Repeat all entries exactly.

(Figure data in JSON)
════════════════
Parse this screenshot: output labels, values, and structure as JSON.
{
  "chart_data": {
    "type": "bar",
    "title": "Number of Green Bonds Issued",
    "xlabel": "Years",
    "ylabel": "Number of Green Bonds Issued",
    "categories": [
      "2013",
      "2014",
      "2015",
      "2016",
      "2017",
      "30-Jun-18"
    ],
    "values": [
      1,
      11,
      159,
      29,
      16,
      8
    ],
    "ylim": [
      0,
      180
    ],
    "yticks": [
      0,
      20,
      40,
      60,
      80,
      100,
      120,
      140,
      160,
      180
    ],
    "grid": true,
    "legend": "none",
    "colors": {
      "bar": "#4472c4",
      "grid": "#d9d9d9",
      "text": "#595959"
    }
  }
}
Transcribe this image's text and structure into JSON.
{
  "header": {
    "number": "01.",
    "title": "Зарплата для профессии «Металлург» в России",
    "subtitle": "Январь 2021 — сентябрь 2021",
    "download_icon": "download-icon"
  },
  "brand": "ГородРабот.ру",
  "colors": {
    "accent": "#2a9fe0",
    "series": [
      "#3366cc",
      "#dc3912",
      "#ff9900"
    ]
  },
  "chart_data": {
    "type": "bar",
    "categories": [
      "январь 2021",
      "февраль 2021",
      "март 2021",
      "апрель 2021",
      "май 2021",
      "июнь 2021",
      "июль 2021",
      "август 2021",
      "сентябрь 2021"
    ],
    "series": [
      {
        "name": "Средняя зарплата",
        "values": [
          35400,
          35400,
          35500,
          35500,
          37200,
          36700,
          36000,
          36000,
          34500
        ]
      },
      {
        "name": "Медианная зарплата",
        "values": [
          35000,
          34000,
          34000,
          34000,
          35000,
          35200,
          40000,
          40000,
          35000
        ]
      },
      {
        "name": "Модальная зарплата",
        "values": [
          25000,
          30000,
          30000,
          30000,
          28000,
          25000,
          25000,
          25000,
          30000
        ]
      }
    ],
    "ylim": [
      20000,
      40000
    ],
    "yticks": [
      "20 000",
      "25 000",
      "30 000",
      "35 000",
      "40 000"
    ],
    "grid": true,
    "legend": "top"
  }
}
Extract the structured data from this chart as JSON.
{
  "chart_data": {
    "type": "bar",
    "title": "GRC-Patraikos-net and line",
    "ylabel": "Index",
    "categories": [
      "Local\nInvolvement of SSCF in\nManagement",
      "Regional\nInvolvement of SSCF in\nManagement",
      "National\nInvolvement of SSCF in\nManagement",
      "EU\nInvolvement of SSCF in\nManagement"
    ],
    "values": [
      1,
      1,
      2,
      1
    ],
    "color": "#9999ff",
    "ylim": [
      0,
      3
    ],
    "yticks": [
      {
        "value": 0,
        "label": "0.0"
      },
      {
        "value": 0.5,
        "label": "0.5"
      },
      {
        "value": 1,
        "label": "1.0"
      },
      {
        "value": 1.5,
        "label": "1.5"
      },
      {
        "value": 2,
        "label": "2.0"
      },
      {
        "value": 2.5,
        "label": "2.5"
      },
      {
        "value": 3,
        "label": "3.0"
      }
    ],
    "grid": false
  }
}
════════════════
- Response -
Parse this screenshot: output labels, values, and structure as JSON.
{
  "chart_data": {
    "type": "bar",
    "title": "Number of Green Bonds Issued",
    "xlabel": "Years",
    "ylabel": "Number of Green Bonds Issued",
    "categories": [
      "2013",
      "2014",
      "2015",
      "2016",
      "2017",
      "30-Jun-18"
    ],
    "values": [
      1,
      11,
      159,
      29,
      16,
      8
    ],
    "ylim": [
      0,
      180
    ],
    "yticks": [
      0,
      20,
      40,
      60,
      80,
      100,
      120,
      140,
      160,
      180
    ],
    "grid": true,
    "legend": "none",
    "colors": {
      "bar": "#4472c4",
      "grid": "#d9d9d9",
      "text": "#595959"
    }
  }
}
Transcribe this image's text and structure into JSON.
{
  "header": {
    "number": "01.",
    "title": "Зарплата для профессии «Металлург» в России",
    "subtitle": "Январь 2021 — сентябрь 2021",
    "download_icon": "download-icon"
  },
  "brand": "ГородРабот.ру",
  "colors": {
    "accent": "#2a9fe0",
    "series": [
      "#3366cc",
      "#dc3912",
      "#ff9900"
    ]
  },
  "chart_data": {
    "type": "bar",
    "categories": [
      "январь 2021",
      "февраль 2021",
      "март 2021",
      "апрель 2021",
      "май 2021",
      "июнь 2021",
      "июль 2021",
      "август 2021",
      "сентябрь 2021"
    ],
    "series": [
      {
        "name": "Средняя зарплата",
        "values": [
          35400,
          35400,
          35500,
          35500,
          37200,
          36700,
          36000,
          36000,
          34500
        ]
      },
      {
        "name": "Медианная зарплата",
        "values": [
          35000,
          34000,
          34000,
          34000,
          35000,
          35200,
          40000,
          40000,
          35000
        ]
      },
      {
        "name": "Модальная зарплата",
        "values": [
          25000,
          30000,
          30000,
          30000,
          28000,
          25000,
          25000,
          25000,
          30000
        ]
      }
    ],
    "ylim": [
      20000,
      40000
    ],
    "yticks": [
      "20 000",
      "25 000",
      "30 000",
      "35 000",
      "40 000"
    ],
    "grid": true,
    "legend": "top"
  }
}
Extract the structured data from this chart as JSON.
{
  "chart_data": {
    "type": "bar",
    "title": "GRC-Patraikos-net and line",
    "ylabel": "Index",
    "categories": [
      "Local\nInvolvement of SSCF in\nManagement",
      "Regional\nInvolvement of SSCF in\nManagement",
      "National\nInvolvement of SSCF in\nManagement",
      "EU\nInvolvement of SSCF in\nManagement"
    ],
    "values": [
      1,
      1,
      2,
      1
    ],
    "color": "#9999ff",
    "ylim": [
      0,
      3
    ],
    "yticks": [
      {
        "value": 0,
        "label": "0.0"
      },
      {
        "value": 0.5,
        "label": "0.5"
      },
      {
        "value": 1,
        "label": "1.0"
      },
      {
        "value": 1.5,
        "label": "1.5"
      },
      {
        "value": 2,
        "label": "2.0"
      },
      {
        "value": 2.5,
        "label": "2.5"
      },
      {
        "value": 3,
        "label": "3.0"
      }
    ],
    "grid": false
  }
}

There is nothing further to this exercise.